• _Stated task_: Each record below should appear again exactly as written.

• _Records shown_:
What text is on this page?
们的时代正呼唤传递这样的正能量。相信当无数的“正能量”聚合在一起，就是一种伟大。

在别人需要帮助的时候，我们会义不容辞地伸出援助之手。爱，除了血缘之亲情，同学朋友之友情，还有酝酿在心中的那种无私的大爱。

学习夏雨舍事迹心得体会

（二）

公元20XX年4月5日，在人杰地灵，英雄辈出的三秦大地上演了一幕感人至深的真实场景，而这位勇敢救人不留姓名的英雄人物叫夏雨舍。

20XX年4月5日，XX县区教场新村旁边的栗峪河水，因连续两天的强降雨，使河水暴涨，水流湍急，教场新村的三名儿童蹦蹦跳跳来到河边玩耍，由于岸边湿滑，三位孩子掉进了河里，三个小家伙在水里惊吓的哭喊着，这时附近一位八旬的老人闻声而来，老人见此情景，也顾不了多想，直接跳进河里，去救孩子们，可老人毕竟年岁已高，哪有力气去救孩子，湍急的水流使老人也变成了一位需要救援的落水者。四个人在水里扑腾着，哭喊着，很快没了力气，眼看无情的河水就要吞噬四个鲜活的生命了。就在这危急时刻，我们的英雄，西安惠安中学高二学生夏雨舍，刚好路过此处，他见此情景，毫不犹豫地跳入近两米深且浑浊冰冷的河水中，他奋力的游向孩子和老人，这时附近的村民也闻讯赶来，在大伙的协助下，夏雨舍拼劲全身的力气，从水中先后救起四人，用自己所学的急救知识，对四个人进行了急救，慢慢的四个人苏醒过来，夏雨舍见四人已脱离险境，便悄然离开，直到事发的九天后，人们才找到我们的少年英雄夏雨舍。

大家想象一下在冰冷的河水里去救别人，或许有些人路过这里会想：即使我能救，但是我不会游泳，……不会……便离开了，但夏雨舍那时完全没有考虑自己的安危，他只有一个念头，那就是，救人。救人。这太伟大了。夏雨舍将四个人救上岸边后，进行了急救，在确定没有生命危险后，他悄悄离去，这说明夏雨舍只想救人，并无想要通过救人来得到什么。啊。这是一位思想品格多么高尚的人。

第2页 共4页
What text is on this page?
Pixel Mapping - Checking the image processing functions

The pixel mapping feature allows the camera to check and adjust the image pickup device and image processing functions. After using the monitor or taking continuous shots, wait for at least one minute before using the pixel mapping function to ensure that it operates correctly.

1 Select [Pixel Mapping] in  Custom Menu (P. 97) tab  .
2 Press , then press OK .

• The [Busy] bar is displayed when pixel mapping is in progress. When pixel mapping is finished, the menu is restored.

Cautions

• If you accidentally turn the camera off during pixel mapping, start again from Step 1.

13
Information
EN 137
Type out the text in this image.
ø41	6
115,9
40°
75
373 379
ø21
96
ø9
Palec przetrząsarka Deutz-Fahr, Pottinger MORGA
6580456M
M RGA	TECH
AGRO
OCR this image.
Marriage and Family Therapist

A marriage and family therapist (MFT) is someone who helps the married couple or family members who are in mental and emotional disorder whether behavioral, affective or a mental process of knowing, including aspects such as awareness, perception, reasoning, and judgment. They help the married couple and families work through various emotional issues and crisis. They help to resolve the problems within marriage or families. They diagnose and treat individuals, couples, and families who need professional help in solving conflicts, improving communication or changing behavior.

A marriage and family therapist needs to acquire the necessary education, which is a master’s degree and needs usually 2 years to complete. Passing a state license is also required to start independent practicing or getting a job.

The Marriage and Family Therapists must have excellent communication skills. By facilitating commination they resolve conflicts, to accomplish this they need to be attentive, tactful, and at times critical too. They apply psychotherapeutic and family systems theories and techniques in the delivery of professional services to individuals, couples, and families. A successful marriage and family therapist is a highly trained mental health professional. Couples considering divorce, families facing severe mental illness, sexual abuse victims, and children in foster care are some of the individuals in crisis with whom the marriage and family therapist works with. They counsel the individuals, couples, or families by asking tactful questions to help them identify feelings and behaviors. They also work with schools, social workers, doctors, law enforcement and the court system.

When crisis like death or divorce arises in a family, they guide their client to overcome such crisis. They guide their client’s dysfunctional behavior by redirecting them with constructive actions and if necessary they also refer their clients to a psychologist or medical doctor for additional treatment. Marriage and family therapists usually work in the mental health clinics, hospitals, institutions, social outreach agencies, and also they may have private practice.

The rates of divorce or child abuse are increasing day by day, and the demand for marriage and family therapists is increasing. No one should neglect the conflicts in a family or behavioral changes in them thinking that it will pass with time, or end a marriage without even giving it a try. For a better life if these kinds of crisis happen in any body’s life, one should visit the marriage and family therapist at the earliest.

• _Complete response_:
What text is on this page?
们的时代正呼唤传递这样的正能量。相信当无数的“正能量”聚合在一起，就是一种伟大。

在别人需要帮助的时候，我们会义不容辞地伸出援助之手。爱，除了血缘之亲情，同学朋友之友情，还有酝酿在心中的那种无私的大爱。

学习夏雨舍事迹心得体会

（二）

公元20XX年4月5日，在人杰地灵，英雄辈出的三秦大地上演了一幕感人至深的真实场景，而这位勇敢救人不留姓名的英雄人物叫夏雨舍。

20XX年4月5日，XX县区教场新村旁边的栗峪河水，因连续两天的强降雨，使河水暴涨，水流湍急，教场新村的三名儿童蹦蹦跳跳来到河边玩耍，由于岸边湿滑，三位孩子掉进了河里，三个小家伙在水里惊吓的哭喊着，这时附近一位八旬的老人闻声而来，老人见此情景，也顾不了多想，直接跳进河里，去救孩子们，可老人毕竟年岁已高，哪有力气去救孩子，湍急的水流使老人也变成了一位需要救援的落水者。四个人在水里扑腾着，哭喊着，很快没了力气，眼看无情的河水就要吞噬四个鲜活的生命了。就在这危急时刻，我们的英雄，西安惠安中学高二学生夏雨舍，刚好路过此处，他见此情景，毫不犹豫地跳入近两米深且浑浊冰冷的河水中，他奋力的游向孩子和老人，这时附近的村民也闻讯赶来，在大伙的协助下，夏雨舍拼劲全身的力气，从水中先后救起四人，用自己所学的急救知识，对四个人进行了急救，慢慢的四个人苏醒过来，夏雨舍见四人已脱离险境，便悄然离开，直到事发的九天后，人们才找到我们的少年英雄夏雨舍。

大家想象一下在冰冷的河水里去救别人，或许有些人路过这里会想：即使我能救，但是我不会游泳，……不会……便离开了，但夏雨舍那时完全没有考虑自己的安危，他只有一个念头，那就是，救人。救人。这太伟大了。夏雨舍将四个人救上岸边后，进行了急救，在确定没有生命危险后，他悄悄离去，这说明夏雨舍只想救人，并无想要通过救人来得到什么。啊。这是一位思想品格多么高尚的人。

第2页 共4页
What text is on this page?
Pixel Mapping - Checking the image processing functions

The pixel mapping feature allows the camera to check and adjust the image pickup device and image processing functions. After using the monitor or taking continuous shots, wait for at least one minute before using the pixel mapping function to ensure that it operates correctly.

1 Select [Pixel Mapping] in  Custom Menu (P. 97) tab  .
2 Press , then press OK .

• The [Busy] bar is displayed when pixel mapping is in progress. When pixel mapping is finished, the menu is restored.

Cautions

• If you accidentally turn the camera off during pixel mapping, start again from Step 1.

13
Information
EN 137
Type out the text in this image.
ø41	6
115,9
40°
75
373 379
ø21
96
ø9
Palec przetrząsarka Deutz-Fahr, Pottinger MORGA
6580456M
M RGA	TECH
AGRO
OCR this image.
Marriage and Family Therapist

A marriage and family therapist (MFT) is someone who helps the married couple or family members who are in mental and emotional disorder whether behavioral, affective or a mental process of knowing, including aspects such as awareness, perception, reasoning, and judgment. They help the married couple and families work through various emotional issues and crisis. They help to resolve the problems within marriage or families. They diagnose and treat individuals, couples, and families who need professional help in solving conflicts, improving communication or changing behavior.

A marriage and family therapist needs to acquire the necessary education, which is a master’s degree and needs usually 2 years to complete. Passing a state license is also required to start independent practicing or getting a job.

The Marriage and Family Therapists must have excellent communication skills. By facilitating commination they resolve conflicts, to accomplish this they need to be attentive, tactful, and at times critical too. They apply psychotherapeutic and family systems theories and techniques in the delivery of professional services to individuals, couples, and families. A successful marriage and family therapist is a highly trained mental health professional. Couples considering divorce, families facing severe mental illness, sexual abuse victims, and children in foster care are some of the individuals in crisis with whom the marriage and family therapist works with. They counsel the individuals, couples, or families by asking tactful questions to help them identify feelings and behaviors. They also work with schools, social workers, doctors, law enforcement and the court system.

When crisis like death or divorce arises in a family, they guide their client to overcome such crisis. They guide their client’s dysfunctional behavior by redirecting them with constructive actions and if necessary they also refer their clients to a psychologist or medical doctor for additional treatment. Marriage and family therapists usually work in the mental health clinics, hospitals, institutions, social outreach agencies, and also they may have private practice.

The rates of divorce or child abuse are increasing day by day, and the demand for marriage and family therapists is increasing. No one should neglect the conflicts in a family or behavioral changes in them thinking that it will pass with time, or end a marriage without even giving it a try. For a better life if these kinds of crisis happen in any body’s life, one should visit the marriage and family therapist at the earliest.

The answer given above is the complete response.